» **Objective**: Copy the entries below exactly. Images do not belong in the copy.

» **Excerpted data**:
┌──
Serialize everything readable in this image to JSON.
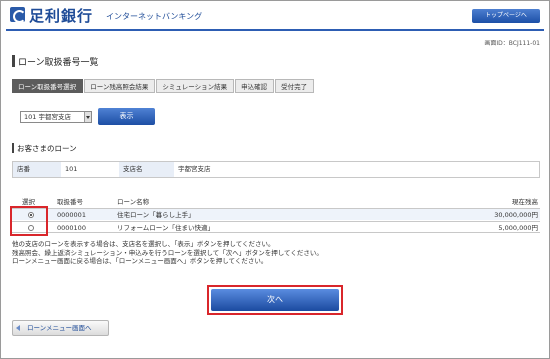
{
  "header": {
    "bank_name": "足利銀行",
    "service_name": "インターネットバンキング",
    "top_page_button": "トップページへ",
    "screen_id": "画面ID：BCJ111-01"
  },
  "page": {
    "title": "ローン取扱番号一覧"
  },
  "steps": [
    {
      "label": "ローン取扱番号選択",
      "active": true
    },
    {
      "label": "ローン残高照会結果",
      "active": false
    },
    {
      "label": "シミュレーション結果",
      "active": false
    },
    {
      "label": "申込確認",
      "active": false
    },
    {
      "label": "受付完了",
      "active": false
    }
  ],
  "branch_select": {
    "selected": "101 宇都宮支店",
    "display_button": "表示"
  },
  "customer_loans": {
    "section_title": "お客さまのローン",
    "store_label": "店番",
    "store_value": "101",
    "branch_label": "支店名",
    "branch_value": "宇都宮支店"
  },
  "loan_table": {
    "headers": [
      "選択",
      "取扱番号",
      "ローン名称",
      "現在残高"
    ],
    "rows": [
      {
        "selected": true,
        "number": "0000001",
        "name": "住宅ローン「暮らし上手」",
        "balance": "30,000,000円"
      },
      {
        "selected": false,
        "number": "0000100",
        "name": "リフォームローン「住まい快適」",
        "balance": "5,000,000円"
      }
    ]
  },
  "notes": [
    "他の支店のローンを表示する場合は、支店名を選択し、「表示」ボタンを押してください。",
    "残高照会、繰上返済シミュレーション・申込みを行うローンを選択して「次へ」ボタンを押してください。",
    "ローンメニュー画面に戻る場合は、「ローンメニュー画面へ」ボタンを押してください。"
  ],
  "buttons": {
    "next": "次へ",
    "back_to_menu": "ローンメニュー画面へ"
  },
  "colors": {
    "brand_blue": "#1f4c98",
    "button_blue": "#1d4ea4",
    "highlight_red": "#d9262b"
  }
}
└──
» **Exercise result**:
Serialize everything readable in this image to JSON.
{
  "header": {
    "bank_name": "足利銀行",
    "service_name": "インターネットバンキング",
    "top_page_button": "トップページへ",
    "screen_id": "画面ID：BCJ111-01"
  },
  "page": {
    "title": "ローン取扱番号一覧"
  },
  "steps": [
    {
      "label": "ローン取扱番号選択",
      "active": true
    },
    {
      "label": "ローン残高照会結果",
      "active": false
    },
    {
      "label": "シミュレーション結果",
      "active": false
    },
    {
      "label": "申込確認",
      "active": false
    },
    {
      "label": "受付完了",
      "active": false
    }
  ],
  "branch_select": {
    "selected": "101 宇都宮支店",
    "display_button": "表示"
  },
  "customer_loans": {
    "section_title": "お客さまのローン",
    "store_label": "店番",
    "store_value": "101",
    "branch_label": "支店名",
    "branch_value": "宇都宮支店"
  },
  "loan_table": {
    "headers": [
      "選択",
      "取扱番号",
      "ローン名称",
      "現在残高"
    ],
    "rows": [
      {
        "selected": true,
        "number": "0000001",
        "name": "住宅ローン「暮らし上手」",
        "balance": "30,000,000円"
      },
      {
        "selected": false,
        "number": "0000100",
        "name": "リフォームローン「住まい快適」",
        "balance": "5,000,000円"
      }
    ]
  },
  "notes": [
    "他の支店のローンを表示する場合は、支店名を選択し、「表示」ボタンを押してください。",
    "残高照会、繰上返済シミュレーション・申込みを行うローンを選択して「次へ」ボタンを押してください。",
    "ローンメニュー画面に戻る場合は、「ローンメニュー画面へ」ボタンを押してください。"
  ],
  "buttons": {
    "next": "次へ",
    "back_to_menu": "ローンメニュー画面へ"
  },
  "colors": {
    "brand_blue": "#1f4c98",
    "button_blue": "#1d4ea4",
    "highlight_red": "#d9262b"
  }
}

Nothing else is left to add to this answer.